- **Objective**: Retype each record below word for word. Leave the pictures out.

Data excerpts

------------------------------------------------

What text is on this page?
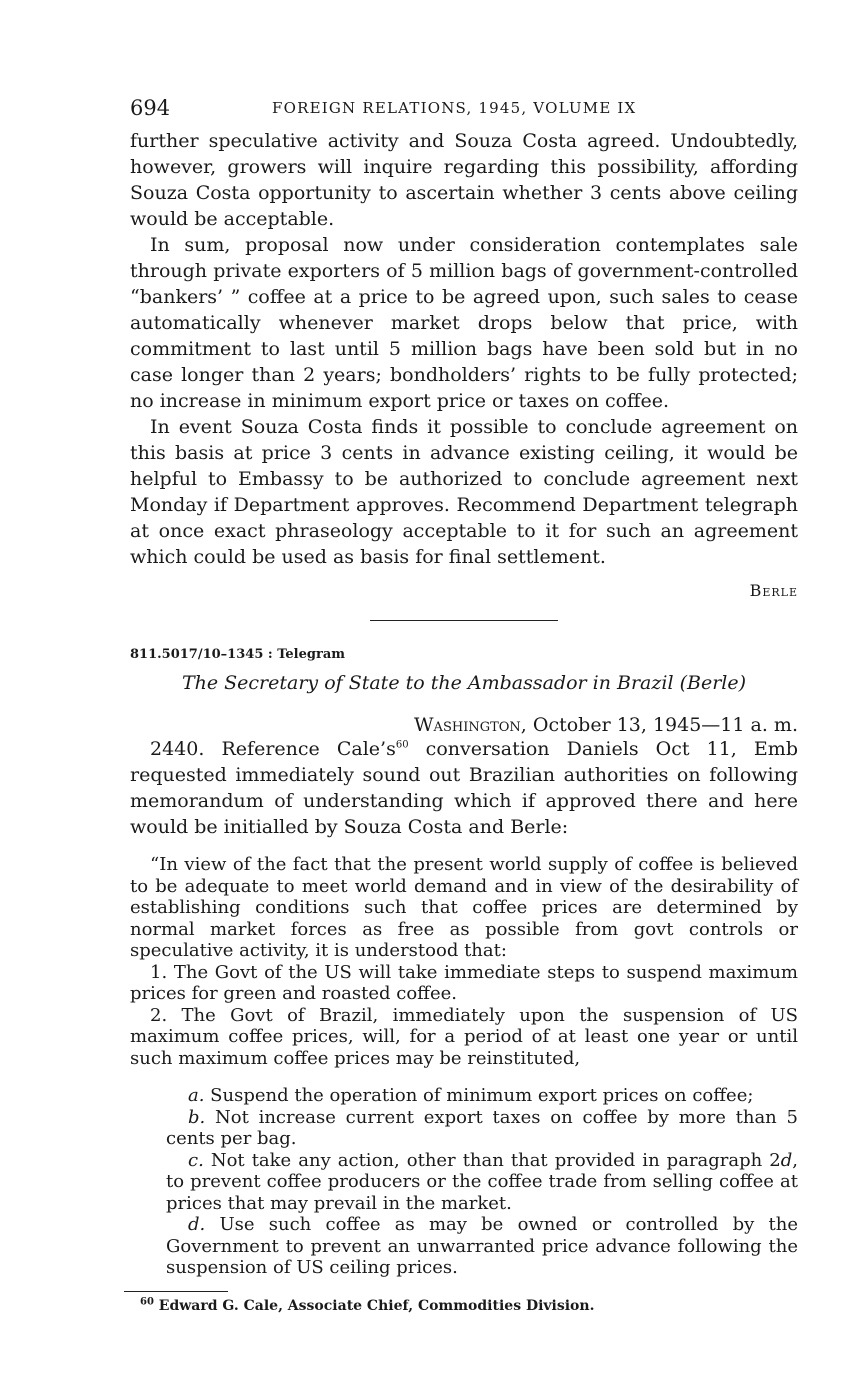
694	FOREIGN RELATIONS, 1945, VOLUME IX

further speculative activity and Souza Costa agreed. Undoubtedly, however, growers will inquire regarding this possibility, affording Souza Costa opportunity to ascertain whether 3 cents above ceiling would be acceptable.

In sum, proposal now under consideration contemplates sale through private exporters of 5 million bags of government-controlled “bankers’ ” coffee at a price to be agreed upon, such sales to cease automatically whenever market drops below that price, with commitment to last until 5 million bags have been sold but in no case longer than 2 years; bondholders’ rights to be fully protected; no increase in minimum export price or taxes on coffee.

In event Souza Costa finds it possible to conclude agreement on this basis at price 3 cents in advance existing ceiling, it would be helpful to Embassy to be authorized to conclude agreement next Monday if Department approves. Recommend Department telegraph at once exact phraseology acceptable to it for such an agreement which could be used as basis for final settlement.

Berle
811.5017/10–1345 : Telegram
The Secretary of State to the Ambassador in Brazil (Berle)
Washington, October 13, 1945—11 a. m.

2440. Reference $Cale’s^{60}$ conversation Daniels Oct 11, Emb requested immediately sound out Brazilian authorities on following memorandum of understanding which if approved there and here would be initialled by Souza Costa and Berle:

“In view of the fact that the present world supply of coffee is believed to be adequate to meet world demand and in view of the desirability of establishing conditions such that coffee prices are determined by normal market forces as free as possible from govt controls or speculative activity, it is understood that:

1. The Govt of the US will take immediate steps to suspend maximum prices for green and roasted coffee.

2. The Govt of Brazil, immediately upon the suspension of US maximum coffee prices, will, for a period of at least one year or until such maximum coffee prices may be reinstituted,

a. Suspend the operation of minimum export prices on coffee;

b. Not increase current export taxes on coffee by more than 5 cents per bag.

c. Not take any action, other than that provided in paragraph 2d, to prevent coffee producers or the coffee trade from selling coffee at prices that may prevail in the market.

d. Use such coffee as may be owned or controlled by the Government to prevent an unwarranted price advance following the suspension of US ceiling prices.

$^{60}$ Edward G. Cale, Associate Chief, Commodities Division.
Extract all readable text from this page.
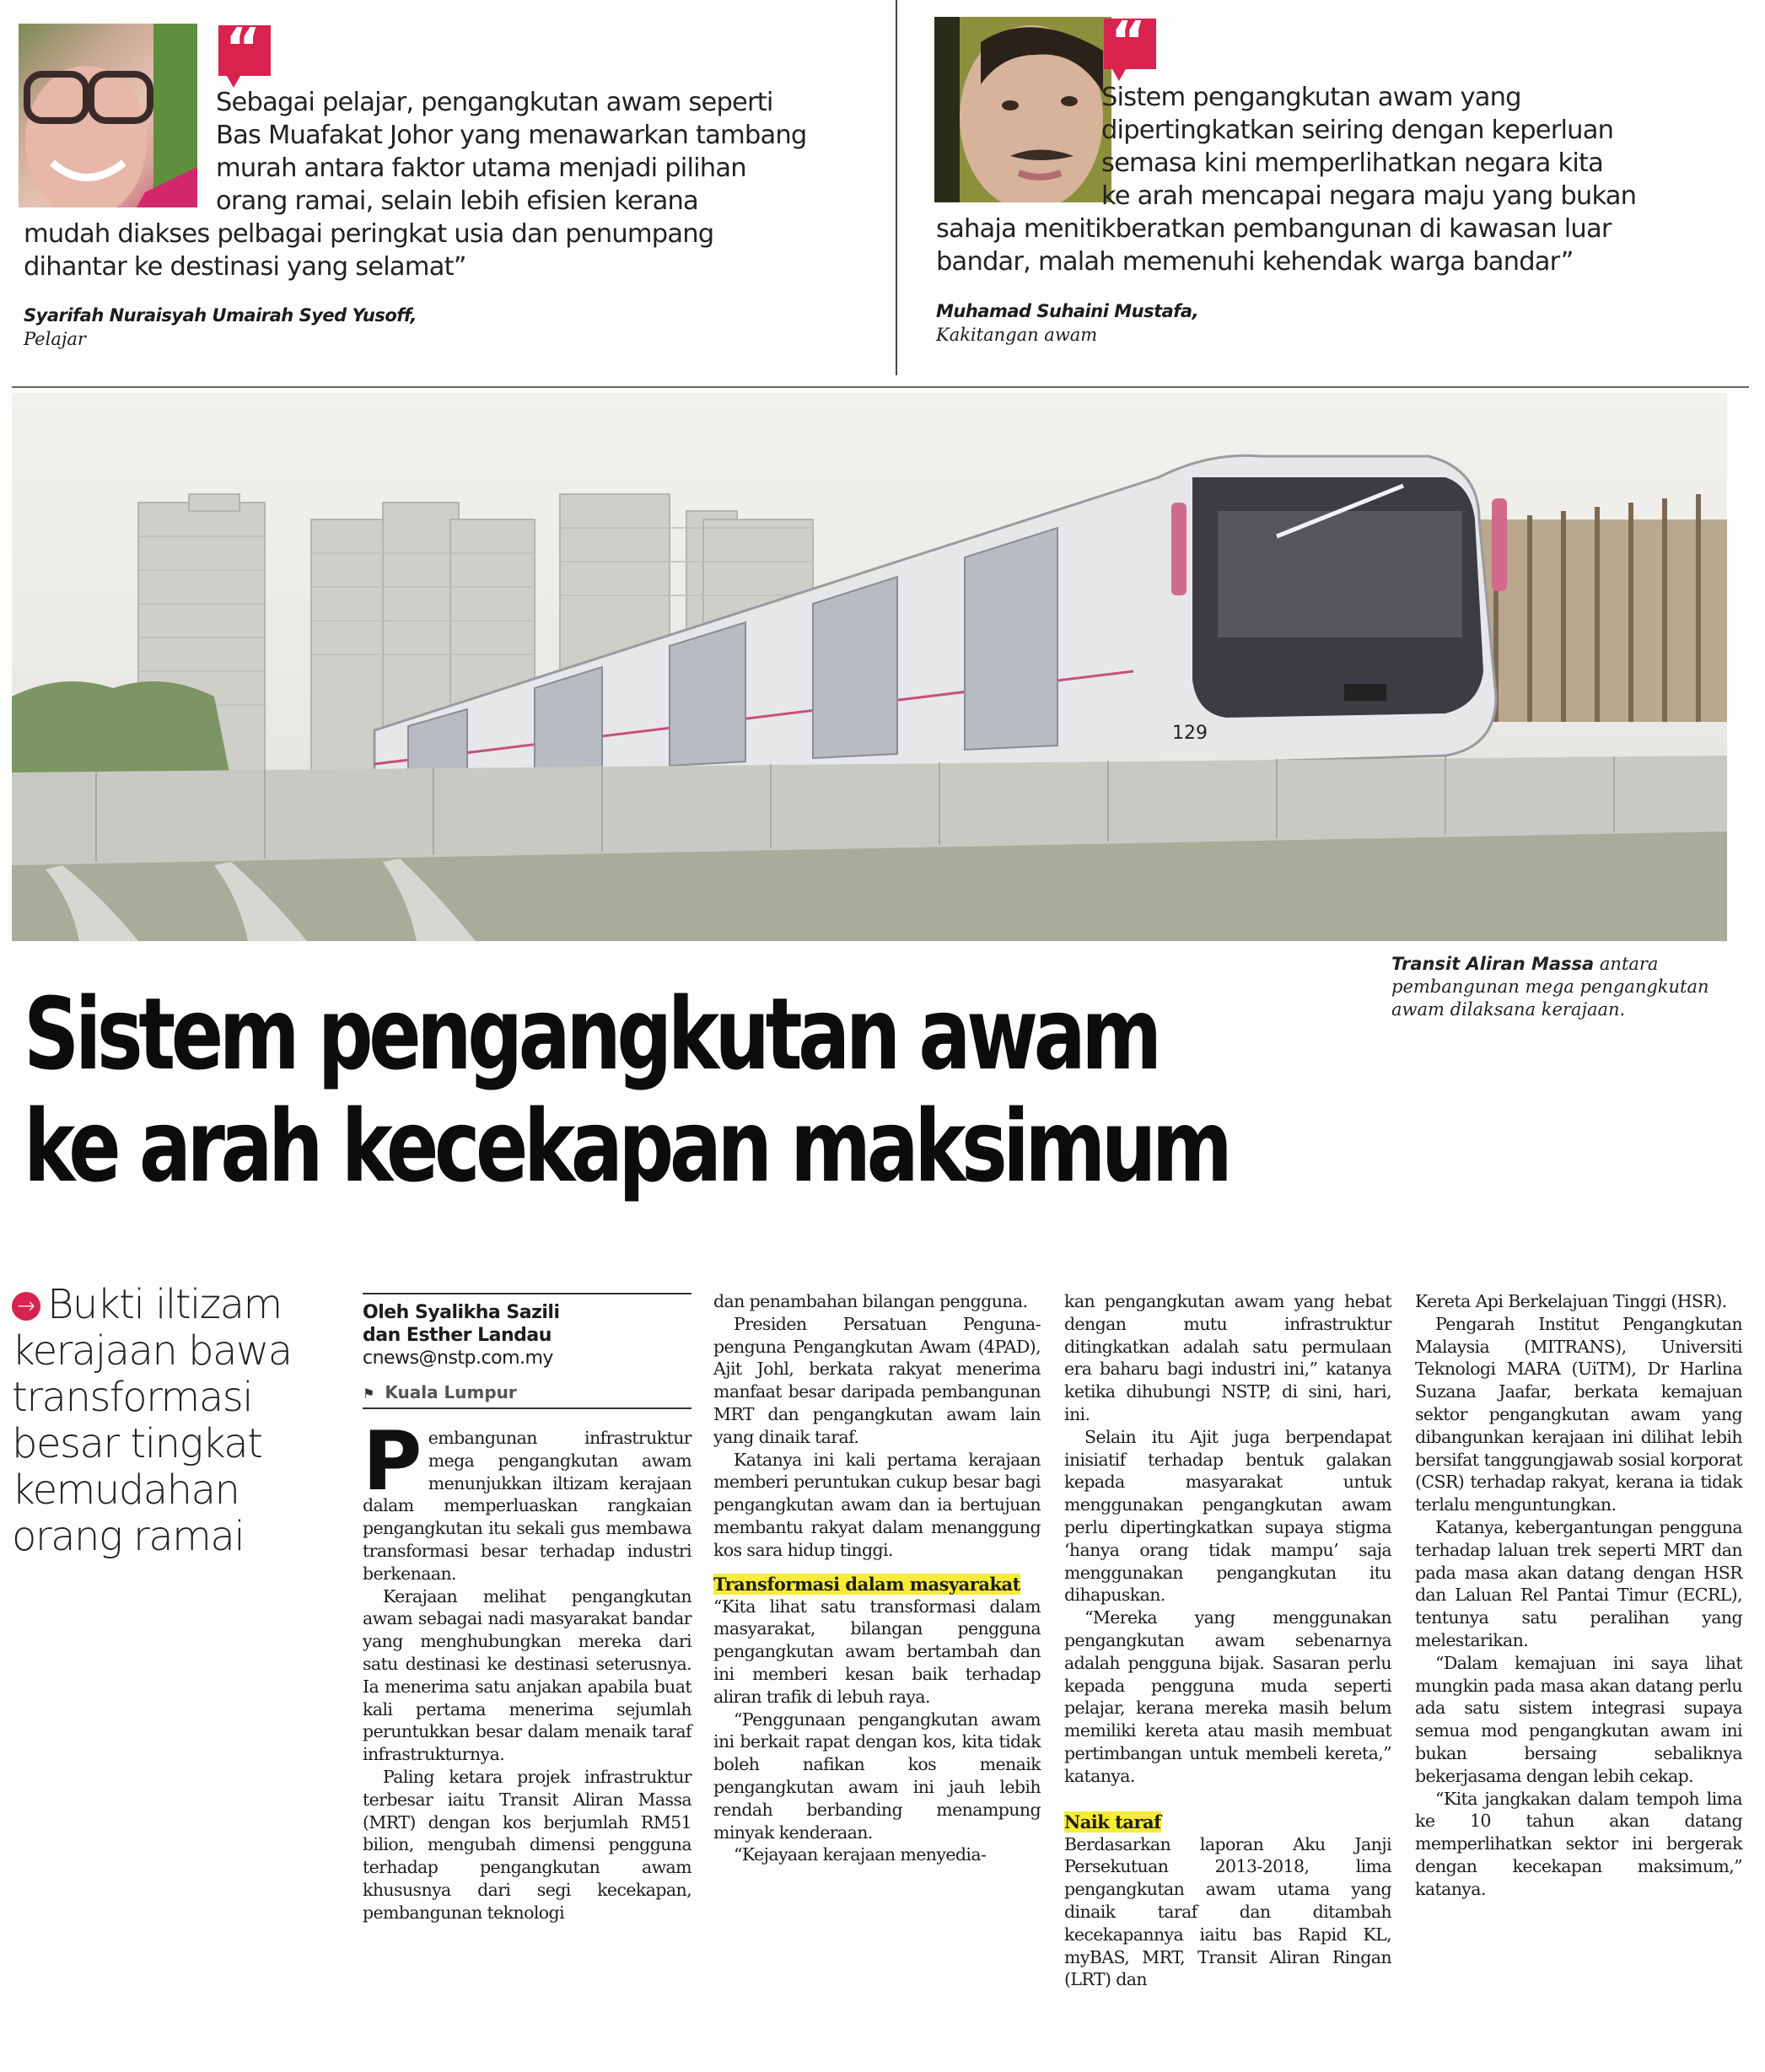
“
Sebagai pelajar, pengangkutan awam seperti
Bas Muafakat Johor yang menawarkan tambang
murah antara faktor utama menjadi pilihan
orang ramai, selain lebih efisien kerana
mudah diakses pelbagai peringkat usia dan penumpang
dihantar ke destinasi yang selamat”
Syarifah Nuraisyah Umairah Syed Yusoff,
Pelajar
“
Sistem pengangkutan awam yang
dipertingkatkan seiring dengan keperluan
semasa kini memperlihatkan negara kita
ke arah mencapai negara maju yang bukan
sahaja menitikberatkan pembangunan di kawasan luar
bandar, malah memenuhi kehendak warga bandar”
Muhamad Suhaini Mustafa,
Kakitangan awam
129
Transit Aliran Massa antara pembangunan mega pengangkutan awam dilaksana kerajaan.
Sistem pengangkutan awam
ke arah kecekapan maksimum
→ Bukti iltizam kerajaan bawa transformasi besar tingkat kemudahan orang ramai
Oleh Syalikha Sazili
dan Esther Landau
cnews@nstp.com.my
⚑ Kuala Lumpur

Pembangunan infrastruktur mega pengangkutan awam menunjukkan iltizam kerajaan dalam memperluaskan rangkaian pengangkutan itu sekali gus membawa transformasi besar terhadap industri berkenaan.

Kerajaan melihat pengangkutan awam sebagai nadi masyarakat bandar yang menghubungkan mereka dari satu destinasi ke destinasi seterusnya. Ia menerima satu anjakan apabila buat kali pertama menerima sejumlah peruntukkan besar dalam menaik taraf infrastrukturnya.

Paling ketara projek infrastruktur terbesar iaitu Transit Aliran Massa (MRT) dengan kos berjumlah RM51 bilion, mengubah dimensi pengguna terhadap pengangkutan awam khususnya dari segi kecekapan, pembangunan teknologi

dan penambahan bilangan pengguna.

Presiden Persatuan Penguna-penguna Pengangkutan Awam (4PAD), Ajit Johl, berkata rakyat menerima manfaat besar daripada pembangunan MRT dan pengangkutan awam lain yang dinaik taraf.

Katanya ini kali pertama kerajaan memberi peruntukan cukup besar bagi pengangkutan awam dan ia bertujuan membantu rakyat dalam menanggung kos sara hidup tinggi.

Transformasi dalam masyarakat

“Kita lihat satu transformasi dalam masyarakat, bilangan pengguna pengangkutan awam bertambah dan ini memberi kesan baik terhadap aliran trafik di lebuh raya.

“Penggunaan pengangkutan awam ini berkait rapat dengan kos, kita tidak boleh nafikan kos menaik pengangkutan awam ini jauh lebih rendah berbanding menampung minyak kenderaan.

“Kejayaan kerajaan menyedia-

kan pengangkutan awam yang hebat dengan mutu infrastruktur ditingkatkan adalah satu permulaan era baharu bagi industri ini,” katanya ketika dihubungi NSTP, di sini, hari, ini.

Selain itu Ajit juga berpendapat inisiatif terhadap bentuk galakan kepada masyarakat untuk menggunakan pengangkutan awam perlu dipertingkatkan supaya stigma ‘hanya orang tidak mampu’ saja menggunakan pengangkutan itu dihapuskan.

“Mereka yang menggunakan pengangkutan awam sebenarnya adalah pengguna bijak. Sasaran perlu kepada pengguna muda seperti pelajar, kerana mereka masih belum memiliki kereta atau masih membuat pertimbangan untuk membeli kereta,” katanya.

Naik taraf

Berdasarkan laporan Aku Janji Persekutuan 2013-2018, lima pengangkutan awam utama yang dinaik taraf dan ditambah kecekapannya iaitu bas Rapid KL, myBAS, MRT, Transit Aliran Ringan (LRT) dan

Kereta Api Berkelajuan Tinggi (HSR).

Pengarah Institut Pengangkutan Malaysia (MITRANS), Universiti Teknologi MARA (UiTM), Dr Harlina Suzana Jaafar, berkata kemajuan sektor pengangkutan awam yang dibangunkan kerajaan ini dilihat lebih bersifat tanggungjawab sosial korporat (CSR) terhadap rakyat, kerana ia tidak terlalu menguntungkan.

Katanya, kebergantungan pengguna terhadap laluan trek seperti MRT dan pada masa akan datang dengan HSR dan Laluan Rel Pantai Timur (ECRL), tentunya satu peralihan yang melestarikan.

“Dalam kemajuan ini saya lihat mungkin pada masa akan datang perlu ada satu sistem integrasi supaya semua mod pengangkutan awam ini bukan bersaing sebaliknya bekerjasama dengan lebih cekap.

“Kita jangkakan dalam tempoh lima ke 10 tahun akan datang memperlihatkan sektor ini bergerak dengan kecekapan maksimum,” katanya.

------------------------------------------------

- **The reply**:
What text is on this page?
694	FOREIGN RELATIONS, 1945, VOLUME IX

further speculative activity and Souza Costa agreed. Undoubtedly, however, growers will inquire regarding this possibility, affording Souza Costa opportunity to ascertain whether 3 cents above ceiling would be acceptable.

In sum, proposal now under consideration contemplates sale through private exporters of 5 million bags of government-controlled “bankers’ ” coffee at a price to be agreed upon, such sales to cease automatically whenever market drops below that price, with commitment to last until 5 million bags have been sold but in no case longer than 2 years; bondholders’ rights to be fully protected; no increase in minimum export price or taxes on coffee.

In event Souza Costa finds it possible to conclude agreement on this basis at price 3 cents in advance existing ceiling, it would be helpful to Embassy to be authorized to conclude agreement next Monday if Department approves. Recommend Department telegraph at once exact phraseology acceptable to it for such an agreement which could be used as basis for final settlement.

Berle
811.5017/10–1345 : Telegram
The Secretary of State to the Ambassador in Brazil (Berle)
Washington, October 13, 1945—11 a. m.

2440. Reference $Cale’s^{60}$ conversation Daniels Oct 11, Emb requested immediately sound out Brazilian authorities on following memorandum of understanding which if approved there and here would be initialled by Souza Costa and Berle:

“In view of the fact that the present world supply of coffee is believed to be adequate to meet world demand and in view of the desirability of establishing conditions such that coffee prices are determined by normal market forces as free as possible from govt controls or speculative activity, it is understood that:

1. The Govt of the US will take immediate steps to suspend maximum prices for green and roasted coffee.

2. The Govt of Brazil, immediately upon the suspension of US maximum coffee prices, will, for a period of at least one year or until such maximum coffee prices may be reinstituted,

a. Suspend the operation of minimum export prices on coffee;

b. Not increase current export taxes on coffee by more than 5 cents per bag.

c. Not take any action, other than that provided in paragraph 2d, to prevent coffee producers or the coffee trade from selling coffee at prices that may prevail in the market.

d. Use such coffee as may be owned or controlled by the Government to prevent an unwarranted price advance following the suspension of US ceiling prices.

$^{60}$ Edward G. Cale, Associate Chief, Commodities Division.
Extract all readable text from this page.
“
Sebagai pelajar, pengangkutan awam seperti
Bas Muafakat Johor yang menawarkan tambang
murah antara faktor utama menjadi pilihan
orang ramai, selain lebih efisien kerana
mudah diakses pelbagai peringkat usia dan penumpang
dihantar ke destinasi yang selamat”
Syarifah Nuraisyah Umairah Syed Yusoff,
Pelajar
“
Sistem pengangkutan awam yang
dipertingkatkan seiring dengan keperluan
semasa kini memperlihatkan negara kita
ke arah mencapai negara maju yang bukan
sahaja menitikberatkan pembangunan di kawasan luar
bandar, malah memenuhi kehendak warga bandar”
Muhamad Suhaini Mustafa,
Kakitangan awam
129
Transit Aliran Massa antara pembangunan mega pengangkutan awam dilaksana kerajaan.
Sistem pengangkutan awam
ke arah kecekapan maksimum
→ Bukti iltizam kerajaan bawa transformasi besar tingkat kemudahan orang ramai
Oleh Syalikha Sazili
dan Esther Landau
cnews@nstp.com.my
⚑ Kuala Lumpur

Pembangunan infrastruktur mega pengangkutan awam menunjukkan iltizam kerajaan dalam memperluaskan rangkaian pengangkutan itu sekali gus membawa transformasi besar terhadap industri berkenaan.

Kerajaan melihat pengangkutan awam sebagai nadi masyarakat bandar yang menghubungkan mereka dari satu destinasi ke destinasi seterusnya. Ia menerima satu anjakan apabila buat kali pertama menerima sejumlah peruntukkan besar dalam menaik taraf infrastrukturnya.

Paling ketara projek infrastruktur terbesar iaitu Transit Aliran Massa (MRT) dengan kos berjumlah RM51 bilion, mengubah dimensi pengguna terhadap pengangkutan awam khususnya dari segi kecekapan, pembangunan teknologi

dan penambahan bilangan pengguna.

Presiden Persatuan Penguna-penguna Pengangkutan Awam (4PAD), Ajit Johl, berkata rakyat menerima manfaat besar daripada pembangunan MRT dan pengangkutan awam lain yang dinaik taraf.

Katanya ini kali pertama kerajaan memberi peruntukan cukup besar bagi pengangkutan awam dan ia bertujuan membantu rakyat dalam menanggung kos sara hidup tinggi.

Transformasi dalam masyarakat

“Kita lihat satu transformasi dalam masyarakat, bilangan pengguna pengangkutan awam bertambah dan ini memberi kesan baik terhadap aliran trafik di lebuh raya.

“Penggunaan pengangkutan awam ini berkait rapat dengan kos, kita tidak boleh nafikan kos menaik pengangkutan awam ini jauh lebih rendah berbanding menampung minyak kenderaan.

“Kejayaan kerajaan menyedia-

kan pengangkutan awam yang hebat dengan mutu infrastruktur ditingkatkan adalah satu permulaan era baharu bagi industri ini,” katanya ketika dihubungi NSTP, di sini, hari, ini.

Selain itu Ajit juga berpendapat inisiatif terhadap bentuk galakan kepada masyarakat untuk menggunakan pengangkutan awam perlu dipertingkatkan supaya stigma ‘hanya orang tidak mampu’ saja menggunakan pengangkutan itu dihapuskan.

“Mereka yang menggunakan pengangkutan awam sebenarnya adalah pengguna bijak. Sasaran perlu kepada pengguna muda seperti pelajar, kerana mereka masih belum memiliki kereta atau masih membuat pertimbangan untuk membeli kereta,” katanya.

Naik taraf

Berdasarkan laporan Aku Janji Persekutuan 2013-2018, lima pengangkutan awam utama yang dinaik taraf dan ditambah kecekapannya iaitu bas Rapid KL, myBAS, MRT, Transit Aliran Ringan (LRT) dan

Kereta Api Berkelajuan Tinggi (HSR).

Pengarah Institut Pengangkutan Malaysia (MITRANS), Universiti Teknologi MARA (UiTM), Dr Harlina Suzana Jaafar, berkata kemajuan sektor pengangkutan awam yang dibangunkan kerajaan ini dilihat lebih bersifat tanggungjawab sosial korporat (CSR) terhadap rakyat, kerana ia tidak terlalu menguntungkan.

Katanya, kebergantungan pengguna terhadap laluan trek seperti MRT dan pada masa akan datang dengan HSR dan Laluan Rel Pantai Timur (ECRL), tentunya satu peralihan yang melestarikan.

“Dalam kemajuan ini saya lihat mungkin pada masa akan datang perlu ada satu sistem integrasi supaya semua mod pengangkutan awam ini bukan bersaing sebaliknya bekerjasama dengan lebih cekap.

“Kita jangkakan dalam tempoh lima ke 10 tahun akan datang memperlihatkan sektor ini bergerak dengan kecekapan maksimum,” katanya.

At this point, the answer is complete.